TASK GOAL: Gather every line of the entries that includes the word "รายการ".

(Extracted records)
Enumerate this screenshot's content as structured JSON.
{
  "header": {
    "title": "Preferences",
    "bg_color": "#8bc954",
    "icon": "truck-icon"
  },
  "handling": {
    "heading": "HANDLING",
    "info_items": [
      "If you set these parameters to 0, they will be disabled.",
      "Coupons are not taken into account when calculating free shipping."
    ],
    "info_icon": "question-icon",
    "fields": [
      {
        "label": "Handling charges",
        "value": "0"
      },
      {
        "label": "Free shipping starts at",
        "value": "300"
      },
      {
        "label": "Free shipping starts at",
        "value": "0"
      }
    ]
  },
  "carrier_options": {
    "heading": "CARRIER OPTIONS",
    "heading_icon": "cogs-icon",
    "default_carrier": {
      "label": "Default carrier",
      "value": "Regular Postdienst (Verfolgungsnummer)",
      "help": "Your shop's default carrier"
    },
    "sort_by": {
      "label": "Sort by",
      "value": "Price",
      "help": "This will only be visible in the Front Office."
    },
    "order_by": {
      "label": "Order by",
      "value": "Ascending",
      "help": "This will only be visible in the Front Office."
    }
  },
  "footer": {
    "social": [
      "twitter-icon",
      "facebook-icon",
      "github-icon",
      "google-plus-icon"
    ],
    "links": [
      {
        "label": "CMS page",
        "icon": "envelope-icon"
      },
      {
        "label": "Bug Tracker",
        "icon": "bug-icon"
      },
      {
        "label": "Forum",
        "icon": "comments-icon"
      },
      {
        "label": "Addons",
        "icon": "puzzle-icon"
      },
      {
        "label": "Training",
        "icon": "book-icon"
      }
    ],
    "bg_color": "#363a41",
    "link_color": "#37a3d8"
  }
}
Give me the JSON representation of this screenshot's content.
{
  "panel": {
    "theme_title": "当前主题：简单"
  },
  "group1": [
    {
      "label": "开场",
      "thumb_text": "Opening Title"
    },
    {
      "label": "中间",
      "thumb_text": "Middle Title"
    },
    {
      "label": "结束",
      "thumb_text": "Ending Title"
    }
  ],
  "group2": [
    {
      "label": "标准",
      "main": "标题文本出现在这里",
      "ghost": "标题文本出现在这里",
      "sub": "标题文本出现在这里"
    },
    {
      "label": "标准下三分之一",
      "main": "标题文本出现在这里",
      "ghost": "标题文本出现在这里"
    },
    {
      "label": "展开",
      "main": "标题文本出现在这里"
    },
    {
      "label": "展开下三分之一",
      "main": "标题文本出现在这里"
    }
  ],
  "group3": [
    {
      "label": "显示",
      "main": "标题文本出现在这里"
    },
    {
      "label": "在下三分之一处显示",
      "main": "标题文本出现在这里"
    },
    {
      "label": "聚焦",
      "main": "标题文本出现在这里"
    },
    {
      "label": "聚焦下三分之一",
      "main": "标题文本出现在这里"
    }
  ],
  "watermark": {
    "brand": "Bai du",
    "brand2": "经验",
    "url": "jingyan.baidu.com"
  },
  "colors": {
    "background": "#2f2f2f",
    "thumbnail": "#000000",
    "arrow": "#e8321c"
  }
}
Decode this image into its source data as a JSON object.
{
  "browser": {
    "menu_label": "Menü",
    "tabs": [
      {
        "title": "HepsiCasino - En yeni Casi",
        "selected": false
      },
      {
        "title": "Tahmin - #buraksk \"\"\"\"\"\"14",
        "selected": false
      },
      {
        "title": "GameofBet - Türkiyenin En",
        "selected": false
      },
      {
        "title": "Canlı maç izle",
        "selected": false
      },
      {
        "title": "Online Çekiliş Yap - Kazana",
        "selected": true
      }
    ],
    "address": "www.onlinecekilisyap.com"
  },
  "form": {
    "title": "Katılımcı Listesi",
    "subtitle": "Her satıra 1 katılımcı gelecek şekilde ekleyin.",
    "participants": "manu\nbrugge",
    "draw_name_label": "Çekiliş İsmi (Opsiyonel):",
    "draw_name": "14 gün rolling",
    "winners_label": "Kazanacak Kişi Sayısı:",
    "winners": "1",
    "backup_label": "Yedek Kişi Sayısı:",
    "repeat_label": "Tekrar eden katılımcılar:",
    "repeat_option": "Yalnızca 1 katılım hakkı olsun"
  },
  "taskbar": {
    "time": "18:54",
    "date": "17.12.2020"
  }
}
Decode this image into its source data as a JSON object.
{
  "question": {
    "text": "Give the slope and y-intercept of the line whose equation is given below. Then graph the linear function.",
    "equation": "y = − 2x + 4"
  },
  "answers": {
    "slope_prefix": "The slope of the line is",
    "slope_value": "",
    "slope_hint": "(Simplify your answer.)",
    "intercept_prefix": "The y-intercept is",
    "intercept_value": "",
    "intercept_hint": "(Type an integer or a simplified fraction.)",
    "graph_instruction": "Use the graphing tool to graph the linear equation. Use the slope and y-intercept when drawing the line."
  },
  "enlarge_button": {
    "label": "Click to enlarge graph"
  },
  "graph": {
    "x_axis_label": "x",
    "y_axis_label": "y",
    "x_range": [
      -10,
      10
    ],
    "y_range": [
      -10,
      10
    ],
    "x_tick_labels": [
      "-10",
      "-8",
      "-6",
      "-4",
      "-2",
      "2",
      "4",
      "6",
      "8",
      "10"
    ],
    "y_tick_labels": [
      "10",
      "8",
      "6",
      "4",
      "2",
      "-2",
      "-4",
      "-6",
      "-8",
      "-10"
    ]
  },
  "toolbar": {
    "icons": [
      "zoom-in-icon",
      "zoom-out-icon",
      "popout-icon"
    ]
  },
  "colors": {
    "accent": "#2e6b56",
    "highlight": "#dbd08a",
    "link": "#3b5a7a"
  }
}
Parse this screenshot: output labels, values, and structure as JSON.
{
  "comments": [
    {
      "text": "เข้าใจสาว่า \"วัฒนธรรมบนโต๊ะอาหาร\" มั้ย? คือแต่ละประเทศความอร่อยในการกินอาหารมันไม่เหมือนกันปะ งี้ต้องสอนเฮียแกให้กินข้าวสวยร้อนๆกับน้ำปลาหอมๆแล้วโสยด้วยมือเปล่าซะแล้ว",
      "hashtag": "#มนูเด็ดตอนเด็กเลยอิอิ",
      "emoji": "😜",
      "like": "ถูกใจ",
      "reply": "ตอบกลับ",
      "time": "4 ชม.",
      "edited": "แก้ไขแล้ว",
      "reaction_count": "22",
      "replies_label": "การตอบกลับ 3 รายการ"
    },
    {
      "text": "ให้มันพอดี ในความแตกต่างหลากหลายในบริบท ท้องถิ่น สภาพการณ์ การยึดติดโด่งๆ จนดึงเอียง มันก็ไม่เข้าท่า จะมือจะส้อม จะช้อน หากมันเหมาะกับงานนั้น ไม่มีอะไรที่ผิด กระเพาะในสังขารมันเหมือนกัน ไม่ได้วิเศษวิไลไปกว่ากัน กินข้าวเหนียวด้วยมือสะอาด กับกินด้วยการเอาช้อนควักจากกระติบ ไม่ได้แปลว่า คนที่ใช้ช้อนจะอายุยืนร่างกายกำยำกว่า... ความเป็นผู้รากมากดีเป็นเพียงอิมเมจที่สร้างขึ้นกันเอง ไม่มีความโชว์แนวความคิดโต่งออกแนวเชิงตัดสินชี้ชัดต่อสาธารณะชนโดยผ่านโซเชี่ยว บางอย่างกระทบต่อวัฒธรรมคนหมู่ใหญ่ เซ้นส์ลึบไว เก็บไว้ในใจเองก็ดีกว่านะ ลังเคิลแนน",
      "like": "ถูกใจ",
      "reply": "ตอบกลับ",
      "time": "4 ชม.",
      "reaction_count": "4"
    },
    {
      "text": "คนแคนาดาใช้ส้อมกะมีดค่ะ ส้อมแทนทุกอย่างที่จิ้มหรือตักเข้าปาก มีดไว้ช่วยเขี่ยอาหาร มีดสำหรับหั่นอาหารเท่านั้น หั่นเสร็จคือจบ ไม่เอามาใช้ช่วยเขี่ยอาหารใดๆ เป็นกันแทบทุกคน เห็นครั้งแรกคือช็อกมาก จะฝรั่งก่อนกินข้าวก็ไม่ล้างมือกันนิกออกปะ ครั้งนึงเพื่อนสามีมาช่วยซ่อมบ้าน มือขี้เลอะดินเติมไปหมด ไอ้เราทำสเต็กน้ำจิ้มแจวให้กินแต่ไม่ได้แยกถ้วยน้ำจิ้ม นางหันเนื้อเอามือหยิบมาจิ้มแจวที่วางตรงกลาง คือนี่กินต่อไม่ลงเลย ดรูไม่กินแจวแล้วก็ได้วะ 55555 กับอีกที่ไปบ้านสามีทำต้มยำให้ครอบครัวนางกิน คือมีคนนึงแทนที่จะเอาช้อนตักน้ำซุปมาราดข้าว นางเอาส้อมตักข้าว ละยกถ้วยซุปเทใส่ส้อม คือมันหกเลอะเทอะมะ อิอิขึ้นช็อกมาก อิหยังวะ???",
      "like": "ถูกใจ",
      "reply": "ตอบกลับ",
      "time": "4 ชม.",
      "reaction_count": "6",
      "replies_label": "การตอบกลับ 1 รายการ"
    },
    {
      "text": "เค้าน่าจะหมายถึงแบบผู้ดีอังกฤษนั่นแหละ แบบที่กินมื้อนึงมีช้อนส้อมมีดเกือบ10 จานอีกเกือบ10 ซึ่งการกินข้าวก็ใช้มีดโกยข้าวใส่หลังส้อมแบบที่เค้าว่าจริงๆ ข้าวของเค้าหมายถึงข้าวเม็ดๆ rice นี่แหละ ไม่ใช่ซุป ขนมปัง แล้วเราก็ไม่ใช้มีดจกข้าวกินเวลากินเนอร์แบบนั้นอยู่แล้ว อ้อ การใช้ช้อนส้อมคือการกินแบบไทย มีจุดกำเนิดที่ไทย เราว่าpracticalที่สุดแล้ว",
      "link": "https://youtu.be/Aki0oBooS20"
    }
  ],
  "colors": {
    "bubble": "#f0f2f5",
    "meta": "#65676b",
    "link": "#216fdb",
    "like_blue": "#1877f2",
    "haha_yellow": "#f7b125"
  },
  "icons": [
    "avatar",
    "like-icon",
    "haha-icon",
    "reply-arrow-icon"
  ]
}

EXERCISE ANSWER:
      "replies_label": "การตอบกลับ 3 รายการ"
      "replies_label": "การตอบกลับ 1 รายการ"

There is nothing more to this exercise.